╔══

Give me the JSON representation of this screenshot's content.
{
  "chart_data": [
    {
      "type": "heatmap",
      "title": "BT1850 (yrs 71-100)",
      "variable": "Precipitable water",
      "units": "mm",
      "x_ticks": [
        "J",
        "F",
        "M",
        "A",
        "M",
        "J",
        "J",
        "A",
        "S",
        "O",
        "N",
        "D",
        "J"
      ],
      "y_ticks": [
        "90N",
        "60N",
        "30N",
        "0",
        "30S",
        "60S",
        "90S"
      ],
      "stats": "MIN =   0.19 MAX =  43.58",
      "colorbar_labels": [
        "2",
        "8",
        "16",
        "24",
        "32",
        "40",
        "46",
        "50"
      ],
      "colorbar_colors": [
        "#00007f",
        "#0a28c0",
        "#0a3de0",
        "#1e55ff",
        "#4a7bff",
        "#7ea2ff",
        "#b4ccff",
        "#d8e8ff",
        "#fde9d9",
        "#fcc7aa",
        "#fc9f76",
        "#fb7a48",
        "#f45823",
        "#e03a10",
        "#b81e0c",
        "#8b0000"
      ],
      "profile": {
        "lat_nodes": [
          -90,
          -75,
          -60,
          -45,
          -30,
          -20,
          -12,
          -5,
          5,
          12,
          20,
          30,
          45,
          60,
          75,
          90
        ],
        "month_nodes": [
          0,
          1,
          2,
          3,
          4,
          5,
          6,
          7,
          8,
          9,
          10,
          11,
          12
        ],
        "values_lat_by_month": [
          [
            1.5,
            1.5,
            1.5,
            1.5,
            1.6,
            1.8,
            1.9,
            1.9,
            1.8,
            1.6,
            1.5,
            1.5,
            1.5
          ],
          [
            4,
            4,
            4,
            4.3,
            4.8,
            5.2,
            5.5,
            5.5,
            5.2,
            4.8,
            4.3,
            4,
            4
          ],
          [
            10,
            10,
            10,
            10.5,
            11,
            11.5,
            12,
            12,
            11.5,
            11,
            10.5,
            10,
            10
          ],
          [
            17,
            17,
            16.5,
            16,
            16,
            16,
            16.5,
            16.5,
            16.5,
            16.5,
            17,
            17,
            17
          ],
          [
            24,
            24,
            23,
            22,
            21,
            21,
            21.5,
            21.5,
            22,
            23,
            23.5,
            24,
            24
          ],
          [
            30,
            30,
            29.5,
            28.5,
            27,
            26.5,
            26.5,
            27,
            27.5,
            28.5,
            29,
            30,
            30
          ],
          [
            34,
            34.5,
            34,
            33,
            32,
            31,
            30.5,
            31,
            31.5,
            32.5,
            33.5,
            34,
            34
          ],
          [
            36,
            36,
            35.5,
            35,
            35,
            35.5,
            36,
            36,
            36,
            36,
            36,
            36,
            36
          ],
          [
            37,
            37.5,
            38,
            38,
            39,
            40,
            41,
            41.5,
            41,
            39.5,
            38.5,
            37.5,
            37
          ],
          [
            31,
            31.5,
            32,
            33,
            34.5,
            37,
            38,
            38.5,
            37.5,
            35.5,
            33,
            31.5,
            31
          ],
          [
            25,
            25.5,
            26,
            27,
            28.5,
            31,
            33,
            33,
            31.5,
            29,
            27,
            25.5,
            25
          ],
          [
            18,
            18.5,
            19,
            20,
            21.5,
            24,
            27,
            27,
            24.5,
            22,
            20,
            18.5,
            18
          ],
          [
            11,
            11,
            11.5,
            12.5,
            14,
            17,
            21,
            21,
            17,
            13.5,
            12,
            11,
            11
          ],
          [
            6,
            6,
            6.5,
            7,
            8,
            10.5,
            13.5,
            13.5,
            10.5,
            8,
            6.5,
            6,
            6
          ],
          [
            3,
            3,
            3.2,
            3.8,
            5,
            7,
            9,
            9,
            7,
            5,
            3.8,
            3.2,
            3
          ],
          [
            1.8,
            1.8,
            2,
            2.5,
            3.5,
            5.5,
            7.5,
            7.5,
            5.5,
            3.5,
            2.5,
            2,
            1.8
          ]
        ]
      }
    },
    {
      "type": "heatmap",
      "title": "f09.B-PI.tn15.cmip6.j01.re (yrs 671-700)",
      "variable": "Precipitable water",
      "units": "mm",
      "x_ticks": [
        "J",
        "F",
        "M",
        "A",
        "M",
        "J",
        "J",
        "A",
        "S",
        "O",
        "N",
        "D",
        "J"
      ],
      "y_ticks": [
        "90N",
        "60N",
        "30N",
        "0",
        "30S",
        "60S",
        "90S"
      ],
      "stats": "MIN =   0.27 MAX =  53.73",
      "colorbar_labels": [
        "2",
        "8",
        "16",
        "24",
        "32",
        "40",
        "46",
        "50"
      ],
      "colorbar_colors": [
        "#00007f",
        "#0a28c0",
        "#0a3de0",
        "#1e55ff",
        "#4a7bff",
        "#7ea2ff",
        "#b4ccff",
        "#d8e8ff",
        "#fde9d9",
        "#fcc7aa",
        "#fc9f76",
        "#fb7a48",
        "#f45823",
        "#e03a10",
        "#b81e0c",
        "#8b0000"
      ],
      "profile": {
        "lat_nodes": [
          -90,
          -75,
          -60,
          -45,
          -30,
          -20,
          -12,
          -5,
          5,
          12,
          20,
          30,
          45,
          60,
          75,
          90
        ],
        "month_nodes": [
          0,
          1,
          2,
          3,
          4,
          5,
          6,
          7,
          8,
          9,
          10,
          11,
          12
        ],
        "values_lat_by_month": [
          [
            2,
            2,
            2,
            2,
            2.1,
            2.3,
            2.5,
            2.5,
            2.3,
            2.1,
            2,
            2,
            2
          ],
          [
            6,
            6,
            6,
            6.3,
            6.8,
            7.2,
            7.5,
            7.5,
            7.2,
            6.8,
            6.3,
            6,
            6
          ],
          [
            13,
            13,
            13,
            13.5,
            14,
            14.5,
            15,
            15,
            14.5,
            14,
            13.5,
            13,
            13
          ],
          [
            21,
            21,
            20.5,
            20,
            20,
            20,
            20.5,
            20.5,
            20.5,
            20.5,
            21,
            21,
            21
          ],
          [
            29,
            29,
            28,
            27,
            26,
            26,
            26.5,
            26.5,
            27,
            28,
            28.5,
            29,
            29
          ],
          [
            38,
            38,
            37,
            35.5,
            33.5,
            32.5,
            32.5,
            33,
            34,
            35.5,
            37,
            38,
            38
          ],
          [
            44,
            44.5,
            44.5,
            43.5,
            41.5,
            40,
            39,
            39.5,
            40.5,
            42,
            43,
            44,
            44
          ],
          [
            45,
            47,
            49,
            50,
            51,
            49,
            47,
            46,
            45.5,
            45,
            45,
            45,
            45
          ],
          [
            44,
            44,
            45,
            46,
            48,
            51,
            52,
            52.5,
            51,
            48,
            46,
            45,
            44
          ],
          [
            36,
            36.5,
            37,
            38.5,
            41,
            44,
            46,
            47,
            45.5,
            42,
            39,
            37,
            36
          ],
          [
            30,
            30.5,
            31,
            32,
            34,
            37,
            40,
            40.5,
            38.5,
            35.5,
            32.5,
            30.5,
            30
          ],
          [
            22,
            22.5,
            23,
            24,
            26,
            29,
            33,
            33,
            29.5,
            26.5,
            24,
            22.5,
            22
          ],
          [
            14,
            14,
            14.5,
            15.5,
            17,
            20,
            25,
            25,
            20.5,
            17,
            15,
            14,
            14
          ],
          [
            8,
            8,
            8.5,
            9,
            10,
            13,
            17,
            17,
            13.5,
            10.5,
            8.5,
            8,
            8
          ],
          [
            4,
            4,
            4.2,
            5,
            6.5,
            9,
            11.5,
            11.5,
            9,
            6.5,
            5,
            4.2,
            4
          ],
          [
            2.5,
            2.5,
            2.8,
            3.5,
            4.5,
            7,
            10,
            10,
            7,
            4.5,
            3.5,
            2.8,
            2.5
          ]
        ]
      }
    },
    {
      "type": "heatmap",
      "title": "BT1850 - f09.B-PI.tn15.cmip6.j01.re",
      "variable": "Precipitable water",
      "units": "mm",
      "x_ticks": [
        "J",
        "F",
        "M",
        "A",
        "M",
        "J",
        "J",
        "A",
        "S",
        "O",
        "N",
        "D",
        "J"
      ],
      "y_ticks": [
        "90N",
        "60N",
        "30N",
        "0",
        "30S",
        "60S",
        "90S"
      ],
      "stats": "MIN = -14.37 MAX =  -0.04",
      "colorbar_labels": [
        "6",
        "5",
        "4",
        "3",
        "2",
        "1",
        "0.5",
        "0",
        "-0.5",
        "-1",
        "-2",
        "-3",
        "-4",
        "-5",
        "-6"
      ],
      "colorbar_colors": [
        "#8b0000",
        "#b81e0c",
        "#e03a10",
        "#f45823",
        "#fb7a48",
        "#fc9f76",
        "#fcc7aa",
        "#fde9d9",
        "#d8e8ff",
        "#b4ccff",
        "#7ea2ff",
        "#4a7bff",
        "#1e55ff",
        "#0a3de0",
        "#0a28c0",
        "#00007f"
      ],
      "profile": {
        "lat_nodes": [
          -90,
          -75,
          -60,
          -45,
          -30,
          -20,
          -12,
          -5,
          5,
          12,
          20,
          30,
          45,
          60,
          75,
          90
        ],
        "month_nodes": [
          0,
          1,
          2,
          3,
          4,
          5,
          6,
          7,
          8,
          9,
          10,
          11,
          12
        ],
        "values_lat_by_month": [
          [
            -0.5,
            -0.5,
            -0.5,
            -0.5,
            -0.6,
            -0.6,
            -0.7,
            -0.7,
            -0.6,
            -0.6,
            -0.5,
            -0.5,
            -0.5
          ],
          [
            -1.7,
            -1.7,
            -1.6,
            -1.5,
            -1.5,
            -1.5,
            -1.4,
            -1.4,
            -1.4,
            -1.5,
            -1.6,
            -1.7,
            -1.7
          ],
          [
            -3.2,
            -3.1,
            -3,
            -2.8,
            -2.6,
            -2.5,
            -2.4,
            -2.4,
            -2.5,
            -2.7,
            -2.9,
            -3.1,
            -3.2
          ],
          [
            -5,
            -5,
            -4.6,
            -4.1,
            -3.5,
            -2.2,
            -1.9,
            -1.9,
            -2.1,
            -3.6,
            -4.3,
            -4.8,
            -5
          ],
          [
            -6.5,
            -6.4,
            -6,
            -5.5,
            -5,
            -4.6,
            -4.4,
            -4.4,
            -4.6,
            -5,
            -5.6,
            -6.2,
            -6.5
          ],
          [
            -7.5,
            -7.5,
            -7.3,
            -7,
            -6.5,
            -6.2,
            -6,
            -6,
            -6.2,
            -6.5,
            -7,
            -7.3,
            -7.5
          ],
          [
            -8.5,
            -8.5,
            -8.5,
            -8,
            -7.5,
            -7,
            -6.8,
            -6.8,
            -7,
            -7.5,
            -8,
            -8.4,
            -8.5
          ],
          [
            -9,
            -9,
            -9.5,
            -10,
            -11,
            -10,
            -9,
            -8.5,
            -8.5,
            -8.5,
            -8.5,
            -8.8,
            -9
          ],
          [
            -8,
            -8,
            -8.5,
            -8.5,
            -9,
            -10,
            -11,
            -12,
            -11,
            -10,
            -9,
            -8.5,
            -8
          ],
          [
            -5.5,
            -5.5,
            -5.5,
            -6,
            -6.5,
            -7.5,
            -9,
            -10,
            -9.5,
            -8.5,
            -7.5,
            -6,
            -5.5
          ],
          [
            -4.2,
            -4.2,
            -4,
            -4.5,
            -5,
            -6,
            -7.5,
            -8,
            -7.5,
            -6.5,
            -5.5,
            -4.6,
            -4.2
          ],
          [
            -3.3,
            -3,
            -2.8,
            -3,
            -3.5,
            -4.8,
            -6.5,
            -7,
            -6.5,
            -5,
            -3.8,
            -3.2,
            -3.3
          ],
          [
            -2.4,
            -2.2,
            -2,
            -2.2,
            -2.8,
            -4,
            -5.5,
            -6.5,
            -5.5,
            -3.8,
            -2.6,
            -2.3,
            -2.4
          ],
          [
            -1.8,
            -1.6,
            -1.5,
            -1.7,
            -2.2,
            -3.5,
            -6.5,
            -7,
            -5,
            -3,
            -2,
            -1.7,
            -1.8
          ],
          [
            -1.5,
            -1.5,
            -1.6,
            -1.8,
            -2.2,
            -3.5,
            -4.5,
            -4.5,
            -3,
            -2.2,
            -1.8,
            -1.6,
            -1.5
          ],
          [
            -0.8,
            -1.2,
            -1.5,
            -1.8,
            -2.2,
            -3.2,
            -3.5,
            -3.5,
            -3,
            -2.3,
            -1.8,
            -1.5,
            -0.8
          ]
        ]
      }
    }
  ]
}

╚══

YOUR OBJECTIVE: In the data above, tally the lines holding "stats" and answer with the figure only.

RESPONSE BELOW: 3